## Exercise details
Copy every line of the records below word for word, keeping the original order.
:: Entries shown ::
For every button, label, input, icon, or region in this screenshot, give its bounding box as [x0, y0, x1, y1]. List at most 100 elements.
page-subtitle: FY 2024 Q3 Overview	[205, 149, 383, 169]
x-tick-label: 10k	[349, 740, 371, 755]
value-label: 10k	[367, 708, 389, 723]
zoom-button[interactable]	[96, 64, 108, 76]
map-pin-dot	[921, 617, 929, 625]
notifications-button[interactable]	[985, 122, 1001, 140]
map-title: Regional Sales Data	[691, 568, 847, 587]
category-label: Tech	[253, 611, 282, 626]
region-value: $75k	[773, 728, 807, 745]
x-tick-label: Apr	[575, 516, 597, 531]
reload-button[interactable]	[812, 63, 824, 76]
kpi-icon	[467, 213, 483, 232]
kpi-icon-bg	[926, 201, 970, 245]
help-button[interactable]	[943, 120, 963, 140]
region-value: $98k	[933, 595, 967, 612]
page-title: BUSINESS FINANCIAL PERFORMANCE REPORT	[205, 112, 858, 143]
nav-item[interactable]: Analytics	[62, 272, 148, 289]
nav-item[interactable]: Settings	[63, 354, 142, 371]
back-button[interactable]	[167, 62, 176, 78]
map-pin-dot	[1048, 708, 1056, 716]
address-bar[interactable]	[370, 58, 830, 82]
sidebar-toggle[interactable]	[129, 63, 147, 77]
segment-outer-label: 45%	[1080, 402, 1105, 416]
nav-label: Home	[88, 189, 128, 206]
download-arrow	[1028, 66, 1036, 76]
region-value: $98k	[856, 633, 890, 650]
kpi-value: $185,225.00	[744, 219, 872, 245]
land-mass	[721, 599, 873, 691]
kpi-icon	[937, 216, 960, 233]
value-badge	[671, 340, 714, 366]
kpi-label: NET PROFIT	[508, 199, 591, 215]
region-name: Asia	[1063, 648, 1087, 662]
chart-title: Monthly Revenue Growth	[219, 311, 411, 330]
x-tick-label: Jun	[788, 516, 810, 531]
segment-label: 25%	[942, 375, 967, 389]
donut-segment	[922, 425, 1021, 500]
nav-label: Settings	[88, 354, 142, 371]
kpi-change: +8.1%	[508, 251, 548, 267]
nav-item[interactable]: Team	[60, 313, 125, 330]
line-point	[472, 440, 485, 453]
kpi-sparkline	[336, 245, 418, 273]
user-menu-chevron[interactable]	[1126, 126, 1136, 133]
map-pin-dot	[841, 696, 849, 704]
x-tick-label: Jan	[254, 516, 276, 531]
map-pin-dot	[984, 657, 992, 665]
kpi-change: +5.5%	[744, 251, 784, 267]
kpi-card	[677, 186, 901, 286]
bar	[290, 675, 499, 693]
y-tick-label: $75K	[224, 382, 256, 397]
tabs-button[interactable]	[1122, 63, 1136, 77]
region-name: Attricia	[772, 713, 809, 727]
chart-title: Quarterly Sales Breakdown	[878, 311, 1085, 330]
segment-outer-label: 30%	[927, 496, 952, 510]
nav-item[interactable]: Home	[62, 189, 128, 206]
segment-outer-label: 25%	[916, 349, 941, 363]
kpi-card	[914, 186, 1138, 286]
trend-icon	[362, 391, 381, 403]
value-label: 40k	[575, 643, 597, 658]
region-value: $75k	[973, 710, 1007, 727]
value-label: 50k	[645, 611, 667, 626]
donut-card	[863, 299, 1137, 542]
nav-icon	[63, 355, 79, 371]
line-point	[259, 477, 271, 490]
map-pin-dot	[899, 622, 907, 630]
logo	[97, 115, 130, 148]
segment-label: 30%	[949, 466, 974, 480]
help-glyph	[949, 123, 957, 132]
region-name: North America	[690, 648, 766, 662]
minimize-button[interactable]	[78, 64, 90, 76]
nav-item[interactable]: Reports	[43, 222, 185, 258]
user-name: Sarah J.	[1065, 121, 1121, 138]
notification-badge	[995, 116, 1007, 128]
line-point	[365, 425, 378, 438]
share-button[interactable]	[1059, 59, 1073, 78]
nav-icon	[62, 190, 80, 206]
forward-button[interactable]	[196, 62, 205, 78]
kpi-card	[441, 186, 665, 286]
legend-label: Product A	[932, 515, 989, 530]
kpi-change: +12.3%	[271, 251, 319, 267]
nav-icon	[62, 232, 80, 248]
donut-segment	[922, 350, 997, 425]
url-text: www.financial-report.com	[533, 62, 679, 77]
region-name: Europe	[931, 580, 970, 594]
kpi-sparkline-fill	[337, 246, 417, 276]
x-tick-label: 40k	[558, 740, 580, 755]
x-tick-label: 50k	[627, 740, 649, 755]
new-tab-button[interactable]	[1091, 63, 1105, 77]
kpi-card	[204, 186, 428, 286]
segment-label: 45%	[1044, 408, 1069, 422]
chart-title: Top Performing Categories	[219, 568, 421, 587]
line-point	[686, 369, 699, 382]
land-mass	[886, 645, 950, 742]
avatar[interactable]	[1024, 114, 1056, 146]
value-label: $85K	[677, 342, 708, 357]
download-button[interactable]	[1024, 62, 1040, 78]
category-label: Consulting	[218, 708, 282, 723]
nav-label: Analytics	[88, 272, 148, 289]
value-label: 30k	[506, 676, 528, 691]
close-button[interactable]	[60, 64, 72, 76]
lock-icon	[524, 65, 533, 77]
:::
## Exercise response
For every button, label, input, icon, or region in this screenshot, give its bounding box as [x0, y0, x1, y1]. List at most 100 elements.
page-subtitle: FY 2024 Q3 Overview	[205, 149, 383, 169]
x-tick-label: 10k	[349, 740, 371, 755]
value-label: 10k	[367, 708, 389, 723]
zoom-button[interactable]	[96, 64, 108, 76]
map-pin-dot	[921, 617, 929, 625]
notifications-button[interactable]	[985, 122, 1001, 140]
map-title: Regional Sales Data	[691, 568, 847, 587]
category-label: Tech	[253, 611, 282, 626]
region-value: $75k	[773, 728, 807, 745]
x-tick-label: Apr	[575, 516, 597, 531]
reload-button[interactable]	[812, 63, 824, 76]
kpi-icon	[467, 213, 483, 232]
kpi-icon-bg	[926, 201, 970, 245]
help-button[interactable]	[943, 120, 963, 140]
region-value: $98k	[933, 595, 967, 612]
page-title: BUSINESS FINANCIAL PERFORMANCE REPORT	[205, 112, 858, 143]
nav-item[interactable]: Analytics	[62, 272, 148, 289]
nav-item[interactable]: Settings	[63, 354, 142, 371]
back-button[interactable]	[167, 62, 176, 78]
map-pin-dot	[1048, 708, 1056, 716]
address-bar[interactable]	[370, 58, 830, 82]
sidebar-toggle[interactable]	[129, 63, 147, 77]
segment-outer-label: 45%	[1080, 402, 1105, 416]
nav-label: Home	[88, 189, 128, 206]
download-arrow	[1028, 66, 1036, 76]
region-value: $98k	[856, 633, 890, 650]
kpi-value: $185,225.00	[744, 219, 872, 245]
land-mass	[721, 599, 873, 691]
kpi-icon	[937, 216, 960, 233]
value-badge	[671, 340, 714, 366]
kpi-label: NET PROFIT	[508, 199, 591, 215]
region-name: Asia	[1063, 648, 1087, 662]
chart-title: Monthly Revenue Growth	[219, 311, 411, 330]
x-tick-label: Jun	[788, 516, 810, 531]
segment-label: 25%	[942, 375, 967, 389]
donut-segment	[922, 425, 1021, 500]
nav-label: Settings	[88, 354, 142, 371]
kpi-change: +8.1%	[508, 251, 548, 267]
nav-item[interactable]: Team	[60, 313, 125, 330]
line-point	[472, 440, 485, 453]
kpi-sparkline	[336, 245, 418, 273]
user-menu-chevron[interactable]	[1126, 126, 1136, 133]
map-pin-dot	[841, 696, 849, 704]
x-tick-label: Jan	[254, 516, 276, 531]
map-pin-dot	[984, 657, 992, 665]
kpi-change: +5.5%	[744, 251, 784, 267]
kpi-card	[677, 186, 901, 286]
bar	[290, 675, 499, 693]
y-tick-label: $75K	[224, 382, 256, 397]
tabs-button[interactable]	[1122, 63, 1136, 77]
region-name: Attricia	[772, 713, 809, 727]
chart-title: Quarterly Sales Breakdown	[878, 311, 1085, 330]
segment-outer-label: 30%	[927, 496, 952, 510]
nav-item[interactable]: Home	[62, 189, 128, 206]
segment-outer-label: 25%	[916, 349, 941, 363]
kpi-card	[914, 186, 1138, 286]
trend-icon	[362, 391, 381, 403]
value-label: 40k	[575, 643, 597, 658]
region-value: $75k	[973, 710, 1007, 727]
value-label: 50k	[645, 611, 667, 626]
donut-card	[863, 299, 1137, 542]
nav-icon	[63, 355, 79, 371]
line-point	[259, 477, 271, 490]
map-pin-dot	[899, 622, 907, 630]
logo	[97, 115, 130, 148]
segment-label: 30%	[949, 466, 974, 480]
help-glyph	[949, 123, 957, 132]
region-name: North America	[690, 648, 766, 662]
minimize-button[interactable]	[78, 64, 90, 76]
nav-item[interactable]: Reports	[43, 222, 185, 258]
user-name: Sarah J.	[1065, 121, 1121, 138]
notification-badge	[995, 116, 1007, 128]
line-point	[365, 425, 378, 438]
share-button[interactable]	[1059, 59, 1073, 78]
nav-icon	[62, 190, 80, 206]
forward-button[interactable]	[196, 62, 205, 78]
kpi-card	[441, 186, 665, 286]
legend-label: Product A	[932, 515, 989, 530]
kpi-change: +12.3%	[271, 251, 319, 267]
nav-icon	[62, 232, 80, 248]
donut-segment	[922, 350, 997, 425]
url-text: www.financial-report.com	[533, 62, 679, 77]
region-name: Europe	[931, 580, 970, 594]
kpi-sparkline-fill	[337, 246, 417, 276]
x-tick-label: 40k	[558, 740, 580, 755]
x-tick-label: 50k	[627, 740, 649, 755]
new-tab-button[interactable]	[1091, 63, 1105, 77]
kpi-card	[204, 186, 428, 286]
segment-label: 45%	[1044, 408, 1069, 422]
chart-title: Top Performing Categories	[219, 568, 421, 587]
line-point	[686, 369, 699, 382]
land-mass	[886, 645, 950, 742]
avatar[interactable]	[1024, 114, 1056, 146]
value-label: $85K	[677, 342, 708, 357]
download-button[interactable]	[1024, 62, 1040, 78]
category-label: Consulting	[218, 708, 282, 723]
nav-label: Analytics	[88, 272, 148, 289]
value-label: 30k	[506, 676, 528, 691]
close-button[interactable]	[60, 64, 72, 76]
lock-icon	[524, 65, 533, 77]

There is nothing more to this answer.